[A run of records]
[start]
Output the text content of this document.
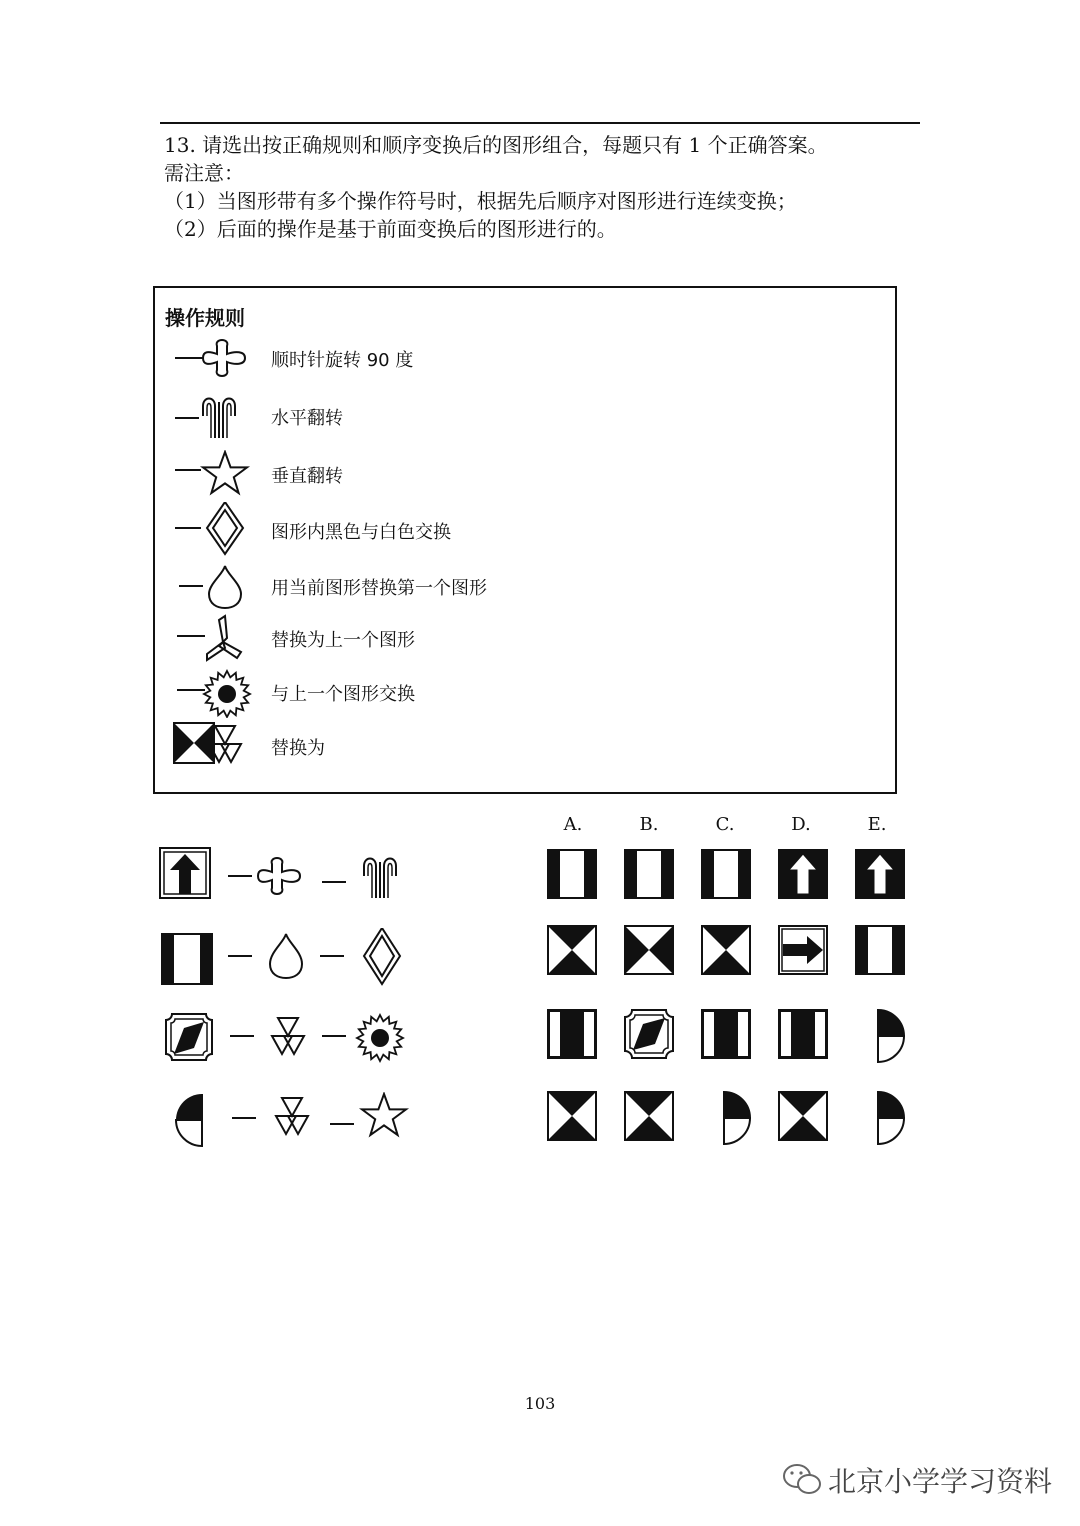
13. 请选出按正确规则和顺序变换后的图形组合，每题只有 1 个正确答案。
需注意：
（1）当图形带有多个操作符号时，根据先后顺序对图形进行连续变换；
（2）后面的操作是基于前面变换后的图形进行的。
操作规则
顺时针旋转 90 度
水平翻转
垂直翻转
图形内黑色与白色交换
用当前图形替换第一个图形
替换为上一个图形
与上一个图形交换
替换为
A.	B.	C.	D.	E.
103
北京小学学习资料
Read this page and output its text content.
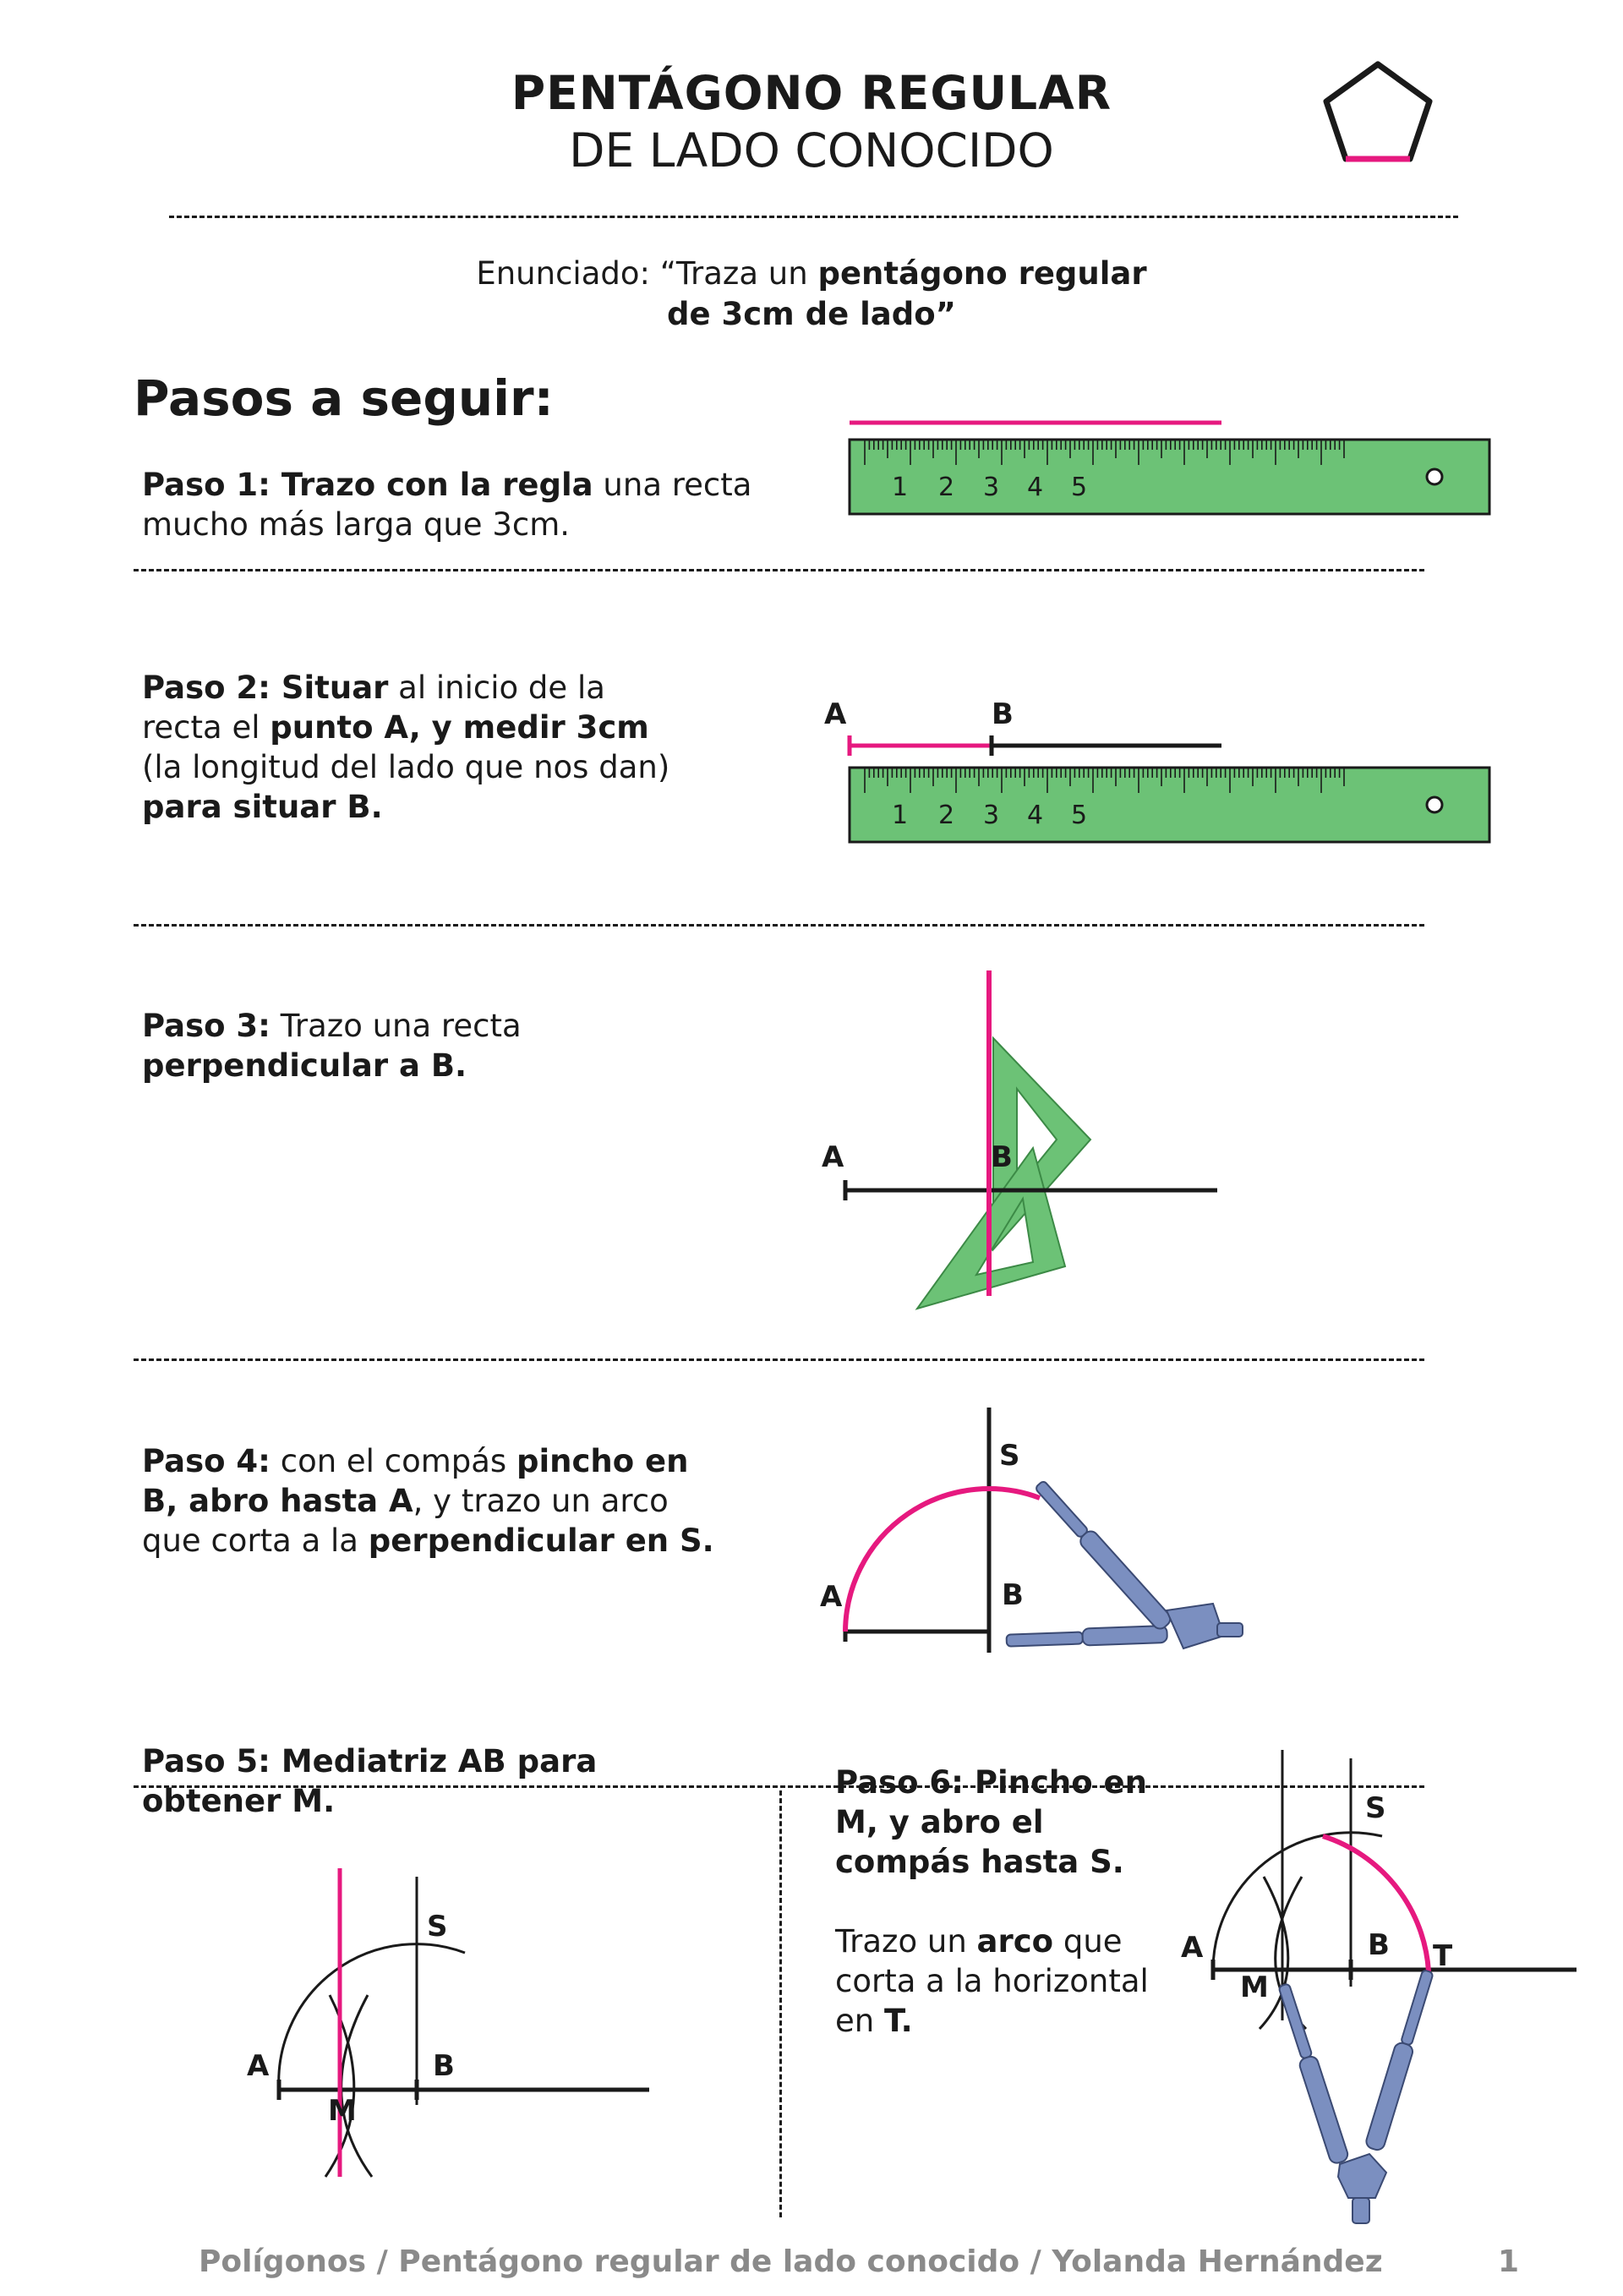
PENTÁGONO REGULAR
DE LADO CONOCIDO
Enunciado: “Traza un pentágono regular
de 3cm de lado”
Pasos a seguir:
Paso 1: Trazo con la regla una recta mucho más larga que 3cm.
1 2 3 4 5
Paso 2: Situar al inicio de la recta el punto A, y medir 3cm (la longitud del lado que nos dan) para situar B.
A	B
1 2 3 4 5
Paso 3: Trazo una recta
perpendicular a B.
A	B
Paso 4: con el compás pincho en B, abro hasta A, y trazo un arco que corta a la perpendicular en S.
A	B
S
Paso 5: Mediatriz AB para obtener M.
A	B
S
M
Paso 6: Pincho en M, y abro el compás hasta S.

Trazo un arco que corta a la horizontal en T.
A	B
S
T
M
Polígonos / Pentágono regular de lado conocido / Yolanda Hernández	1
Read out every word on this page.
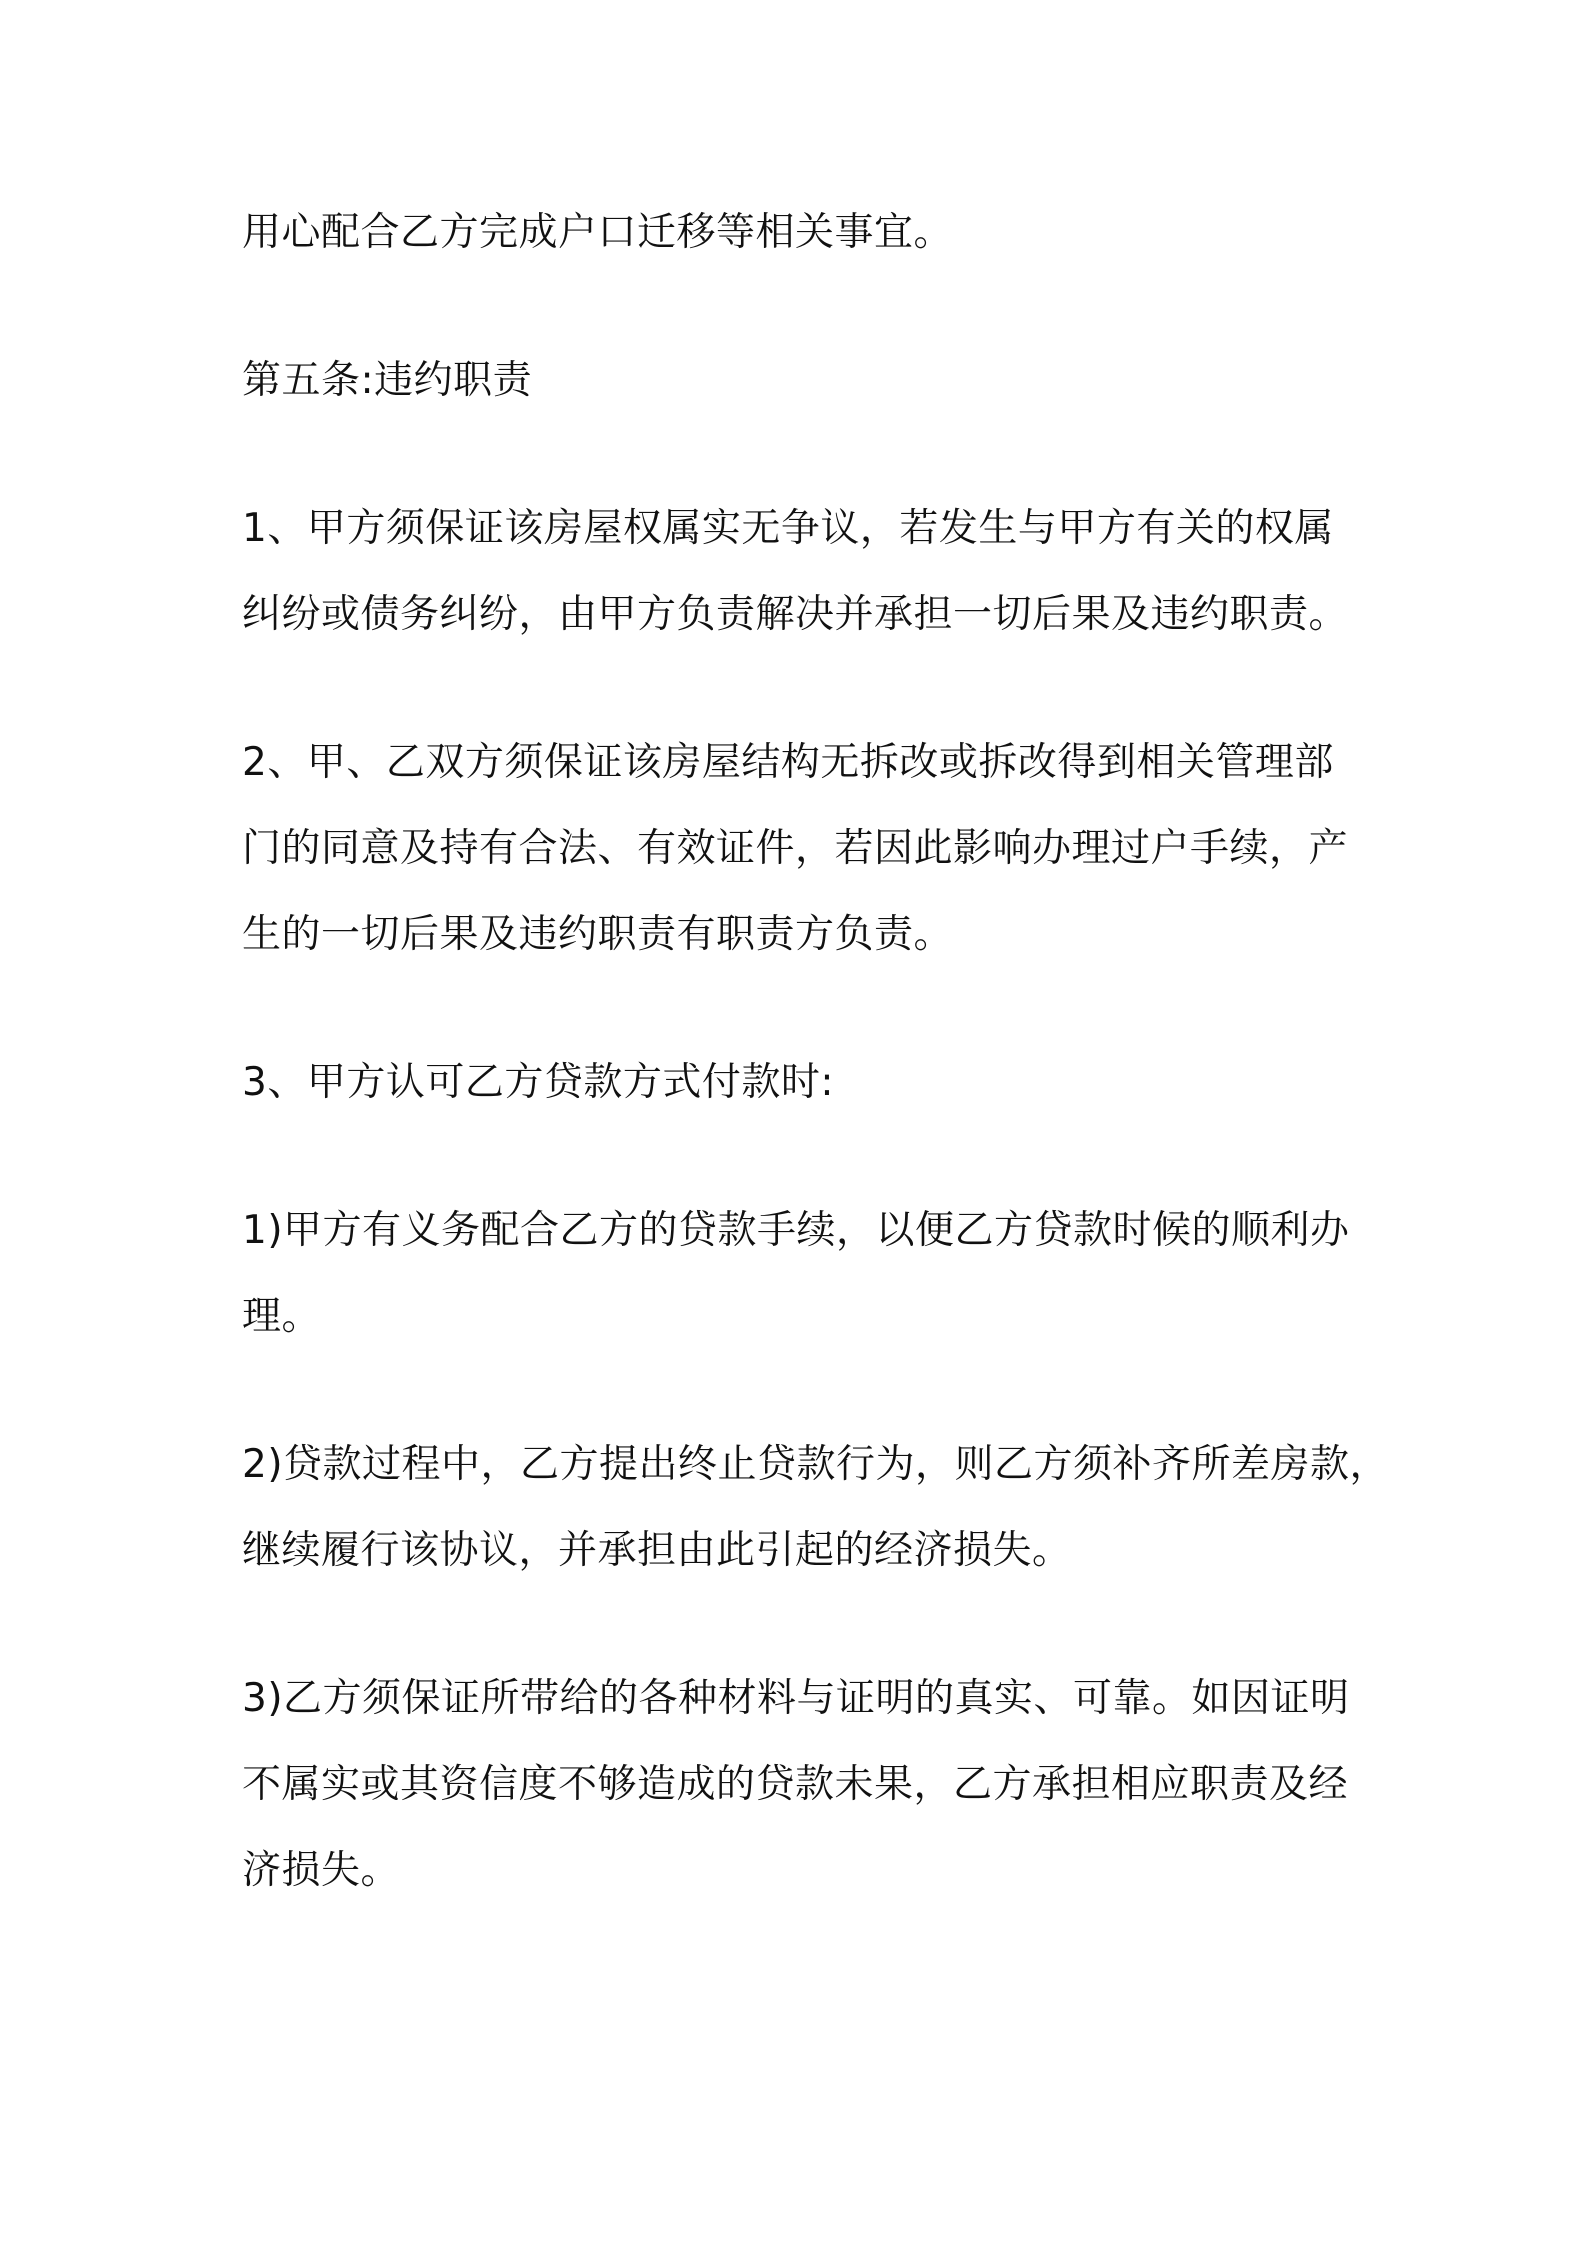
用心配合乙方完成户口迁移等相关事宜。

第五条:违约职责

1、甲方须保证该房屋权属实无争议，若发生与甲方有关的权属
纠纷或债务纠纷，由甲方负责解决并承担一切后果及违约职责。

2、甲、乙双方须保证该房屋结构无拆改或拆改得到相关管理部
门的同意及持有合法、有效证件，若因此影响办理过户手续，产
生的一切后果及违约职责有职责方负责。

3、甲方认可乙方贷款方式付款时:

1)甲方有义务配合乙方的贷款手续，以便乙方贷款时候的顺利办
理。

2)贷款过程中，乙方提出终止贷款行为，则乙方须补齐所差房款，
继续履行该协议，并承担由此引起的经济损失。

3)乙方须保证所带给的各种材料与证明的真实、可靠。如因证明
不属实或其资信度不够造成的贷款未果，乙方承担相应职责及经
济损失。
[end]
Instruction ▸ Copy all lines of the material above where the string "arco" occurs.

In response ▸
Paso 4: con el compás pincho en B, abro hasta A, y trazo un arco que corta a la perpendicular en S.
Trazo un arco que corta a la horizontal en T.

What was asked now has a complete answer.